--- EXERCISE MATERIAL ---

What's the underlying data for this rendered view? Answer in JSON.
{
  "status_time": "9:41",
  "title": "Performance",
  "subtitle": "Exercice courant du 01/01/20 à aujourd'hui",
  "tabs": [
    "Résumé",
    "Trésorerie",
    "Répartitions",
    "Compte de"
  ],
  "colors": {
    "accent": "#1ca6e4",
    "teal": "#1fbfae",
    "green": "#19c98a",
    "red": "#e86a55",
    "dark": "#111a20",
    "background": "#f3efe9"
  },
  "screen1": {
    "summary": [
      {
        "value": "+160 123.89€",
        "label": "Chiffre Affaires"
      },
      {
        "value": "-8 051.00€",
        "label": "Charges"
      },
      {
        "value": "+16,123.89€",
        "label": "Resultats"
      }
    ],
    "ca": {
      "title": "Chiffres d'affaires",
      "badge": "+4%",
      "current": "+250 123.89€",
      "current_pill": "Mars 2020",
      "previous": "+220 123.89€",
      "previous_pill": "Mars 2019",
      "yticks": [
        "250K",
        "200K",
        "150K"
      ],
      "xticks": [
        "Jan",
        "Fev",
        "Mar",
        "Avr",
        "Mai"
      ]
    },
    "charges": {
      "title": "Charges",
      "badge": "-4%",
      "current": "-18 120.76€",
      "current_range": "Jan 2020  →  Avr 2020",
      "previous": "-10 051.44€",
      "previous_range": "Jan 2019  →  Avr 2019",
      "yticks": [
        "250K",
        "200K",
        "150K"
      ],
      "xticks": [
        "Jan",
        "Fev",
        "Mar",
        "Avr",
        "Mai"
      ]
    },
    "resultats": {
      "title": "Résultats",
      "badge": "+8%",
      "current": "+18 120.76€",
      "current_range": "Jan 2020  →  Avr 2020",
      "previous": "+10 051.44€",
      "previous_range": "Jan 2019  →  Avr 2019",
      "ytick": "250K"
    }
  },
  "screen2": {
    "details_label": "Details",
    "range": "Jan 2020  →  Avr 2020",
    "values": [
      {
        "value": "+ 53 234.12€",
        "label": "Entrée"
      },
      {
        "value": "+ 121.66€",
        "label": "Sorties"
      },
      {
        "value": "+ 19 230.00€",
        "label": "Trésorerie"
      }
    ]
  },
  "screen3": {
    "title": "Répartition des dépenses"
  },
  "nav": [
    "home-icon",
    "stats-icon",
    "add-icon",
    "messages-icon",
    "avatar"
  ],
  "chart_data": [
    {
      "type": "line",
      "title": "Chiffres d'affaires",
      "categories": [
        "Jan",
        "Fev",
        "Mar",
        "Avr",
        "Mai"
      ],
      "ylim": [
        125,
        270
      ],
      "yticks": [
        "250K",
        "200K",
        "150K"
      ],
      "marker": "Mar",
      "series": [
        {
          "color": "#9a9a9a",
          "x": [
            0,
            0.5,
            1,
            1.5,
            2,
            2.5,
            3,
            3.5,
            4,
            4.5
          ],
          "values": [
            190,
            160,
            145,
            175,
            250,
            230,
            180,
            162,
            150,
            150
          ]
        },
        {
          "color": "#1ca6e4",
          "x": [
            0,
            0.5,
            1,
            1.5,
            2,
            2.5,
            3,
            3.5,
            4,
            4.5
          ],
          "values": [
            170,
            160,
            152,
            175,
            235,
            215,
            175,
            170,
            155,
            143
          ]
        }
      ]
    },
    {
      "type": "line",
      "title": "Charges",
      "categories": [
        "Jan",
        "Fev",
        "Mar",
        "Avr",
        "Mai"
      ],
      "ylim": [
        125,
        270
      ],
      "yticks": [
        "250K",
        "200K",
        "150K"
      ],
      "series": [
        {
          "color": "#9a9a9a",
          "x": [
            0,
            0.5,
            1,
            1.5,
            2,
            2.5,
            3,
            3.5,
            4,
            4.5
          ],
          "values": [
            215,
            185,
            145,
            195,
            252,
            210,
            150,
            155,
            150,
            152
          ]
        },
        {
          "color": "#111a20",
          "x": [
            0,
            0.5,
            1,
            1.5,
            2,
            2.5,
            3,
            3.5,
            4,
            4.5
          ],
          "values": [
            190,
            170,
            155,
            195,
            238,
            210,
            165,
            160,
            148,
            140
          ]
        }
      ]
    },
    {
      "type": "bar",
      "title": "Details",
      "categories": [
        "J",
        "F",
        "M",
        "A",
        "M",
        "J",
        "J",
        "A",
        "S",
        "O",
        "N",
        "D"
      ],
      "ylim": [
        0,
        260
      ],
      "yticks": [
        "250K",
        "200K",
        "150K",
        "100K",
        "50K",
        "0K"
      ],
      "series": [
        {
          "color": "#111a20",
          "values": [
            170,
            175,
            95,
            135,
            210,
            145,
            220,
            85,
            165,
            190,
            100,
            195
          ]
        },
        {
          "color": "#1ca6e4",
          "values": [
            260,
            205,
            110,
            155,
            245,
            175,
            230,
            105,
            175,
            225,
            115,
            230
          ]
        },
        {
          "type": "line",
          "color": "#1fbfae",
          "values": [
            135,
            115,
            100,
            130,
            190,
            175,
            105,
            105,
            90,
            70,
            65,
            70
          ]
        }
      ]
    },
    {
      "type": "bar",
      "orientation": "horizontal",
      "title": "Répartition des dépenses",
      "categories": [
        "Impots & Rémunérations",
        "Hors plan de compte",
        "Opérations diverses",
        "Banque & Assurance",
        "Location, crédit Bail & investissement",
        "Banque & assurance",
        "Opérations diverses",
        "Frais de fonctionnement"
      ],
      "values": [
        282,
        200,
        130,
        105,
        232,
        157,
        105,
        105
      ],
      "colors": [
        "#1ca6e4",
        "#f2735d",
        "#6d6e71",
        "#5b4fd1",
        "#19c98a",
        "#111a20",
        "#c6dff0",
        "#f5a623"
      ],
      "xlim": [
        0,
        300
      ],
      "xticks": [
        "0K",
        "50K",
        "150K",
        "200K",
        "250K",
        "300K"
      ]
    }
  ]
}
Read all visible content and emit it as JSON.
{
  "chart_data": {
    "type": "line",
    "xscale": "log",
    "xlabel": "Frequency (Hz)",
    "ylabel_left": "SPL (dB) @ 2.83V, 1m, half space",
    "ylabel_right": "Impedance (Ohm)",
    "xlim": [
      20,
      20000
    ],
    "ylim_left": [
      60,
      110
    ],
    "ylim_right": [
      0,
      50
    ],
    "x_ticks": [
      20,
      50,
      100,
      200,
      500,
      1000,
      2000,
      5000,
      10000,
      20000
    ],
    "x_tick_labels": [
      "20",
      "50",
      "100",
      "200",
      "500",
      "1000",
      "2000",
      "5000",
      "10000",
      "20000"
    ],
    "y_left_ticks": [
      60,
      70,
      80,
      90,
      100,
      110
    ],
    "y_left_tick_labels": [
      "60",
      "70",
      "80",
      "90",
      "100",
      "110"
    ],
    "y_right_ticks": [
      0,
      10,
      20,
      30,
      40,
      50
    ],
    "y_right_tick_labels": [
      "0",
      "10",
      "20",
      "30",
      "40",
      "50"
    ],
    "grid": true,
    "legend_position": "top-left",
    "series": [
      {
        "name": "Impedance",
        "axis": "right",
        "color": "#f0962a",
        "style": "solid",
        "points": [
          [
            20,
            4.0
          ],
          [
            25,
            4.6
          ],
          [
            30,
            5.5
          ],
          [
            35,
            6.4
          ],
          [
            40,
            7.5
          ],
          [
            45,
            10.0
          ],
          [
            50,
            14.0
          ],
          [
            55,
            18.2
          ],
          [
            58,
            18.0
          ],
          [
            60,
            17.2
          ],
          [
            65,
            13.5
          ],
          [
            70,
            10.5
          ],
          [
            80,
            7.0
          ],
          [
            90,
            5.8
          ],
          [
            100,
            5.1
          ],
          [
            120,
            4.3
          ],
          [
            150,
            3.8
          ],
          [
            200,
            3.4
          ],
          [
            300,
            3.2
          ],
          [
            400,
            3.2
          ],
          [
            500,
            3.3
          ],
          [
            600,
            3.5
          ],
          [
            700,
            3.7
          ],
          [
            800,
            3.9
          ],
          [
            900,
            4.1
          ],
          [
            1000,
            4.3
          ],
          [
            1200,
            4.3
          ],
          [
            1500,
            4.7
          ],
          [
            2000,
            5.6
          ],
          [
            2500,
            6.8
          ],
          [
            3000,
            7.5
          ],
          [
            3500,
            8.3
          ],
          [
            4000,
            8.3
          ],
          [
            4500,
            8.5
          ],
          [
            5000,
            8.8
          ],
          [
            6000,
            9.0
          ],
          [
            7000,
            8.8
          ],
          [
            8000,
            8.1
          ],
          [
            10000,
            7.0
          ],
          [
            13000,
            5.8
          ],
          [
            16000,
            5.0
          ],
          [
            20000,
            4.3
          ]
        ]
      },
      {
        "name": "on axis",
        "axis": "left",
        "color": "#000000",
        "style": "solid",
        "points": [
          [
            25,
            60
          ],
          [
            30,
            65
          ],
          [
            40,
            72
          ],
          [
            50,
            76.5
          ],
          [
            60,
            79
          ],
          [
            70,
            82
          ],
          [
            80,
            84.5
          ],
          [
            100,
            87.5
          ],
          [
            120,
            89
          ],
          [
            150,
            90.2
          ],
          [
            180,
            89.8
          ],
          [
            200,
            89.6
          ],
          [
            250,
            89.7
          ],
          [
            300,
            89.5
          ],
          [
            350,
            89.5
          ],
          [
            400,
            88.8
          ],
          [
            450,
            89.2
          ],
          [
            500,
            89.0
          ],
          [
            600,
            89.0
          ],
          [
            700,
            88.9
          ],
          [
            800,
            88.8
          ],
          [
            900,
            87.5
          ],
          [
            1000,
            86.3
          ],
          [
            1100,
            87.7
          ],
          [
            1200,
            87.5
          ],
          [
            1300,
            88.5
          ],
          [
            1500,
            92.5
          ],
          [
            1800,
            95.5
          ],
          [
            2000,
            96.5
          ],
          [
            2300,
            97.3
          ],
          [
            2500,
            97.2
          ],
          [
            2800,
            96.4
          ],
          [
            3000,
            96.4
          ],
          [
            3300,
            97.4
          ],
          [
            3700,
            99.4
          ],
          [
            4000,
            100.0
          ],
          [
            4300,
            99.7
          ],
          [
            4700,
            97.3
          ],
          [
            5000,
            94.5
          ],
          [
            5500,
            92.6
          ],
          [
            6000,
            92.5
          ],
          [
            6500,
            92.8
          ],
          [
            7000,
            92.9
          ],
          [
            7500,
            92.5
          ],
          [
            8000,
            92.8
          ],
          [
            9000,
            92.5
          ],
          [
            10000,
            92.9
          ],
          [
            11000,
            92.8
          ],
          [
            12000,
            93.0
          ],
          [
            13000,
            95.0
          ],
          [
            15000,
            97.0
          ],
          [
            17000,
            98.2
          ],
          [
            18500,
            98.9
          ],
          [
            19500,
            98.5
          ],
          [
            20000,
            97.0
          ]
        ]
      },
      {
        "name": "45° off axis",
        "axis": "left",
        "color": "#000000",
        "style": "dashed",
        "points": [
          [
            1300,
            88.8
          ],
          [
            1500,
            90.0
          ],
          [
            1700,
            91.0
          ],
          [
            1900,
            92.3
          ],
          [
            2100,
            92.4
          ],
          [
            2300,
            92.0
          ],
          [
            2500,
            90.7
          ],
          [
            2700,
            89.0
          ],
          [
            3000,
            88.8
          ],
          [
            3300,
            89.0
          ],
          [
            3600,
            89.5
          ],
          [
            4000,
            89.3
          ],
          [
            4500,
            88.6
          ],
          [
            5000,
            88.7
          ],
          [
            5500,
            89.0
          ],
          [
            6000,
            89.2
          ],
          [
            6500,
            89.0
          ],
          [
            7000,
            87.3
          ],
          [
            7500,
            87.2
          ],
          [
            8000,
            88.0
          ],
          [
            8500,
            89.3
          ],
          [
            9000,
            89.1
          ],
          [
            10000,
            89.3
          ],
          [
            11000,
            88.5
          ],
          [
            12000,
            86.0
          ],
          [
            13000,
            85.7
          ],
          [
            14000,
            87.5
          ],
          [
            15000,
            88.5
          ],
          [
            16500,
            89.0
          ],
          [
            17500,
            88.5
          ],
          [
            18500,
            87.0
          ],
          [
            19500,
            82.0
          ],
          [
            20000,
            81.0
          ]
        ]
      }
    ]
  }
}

---

REQUIREMENT: Scan the listing above. Gather each line that contains the word "name".

EXERCISE SOLUTION:
        "name": "Impedance",
        "name": "on axis",
        "name": "45° off axis",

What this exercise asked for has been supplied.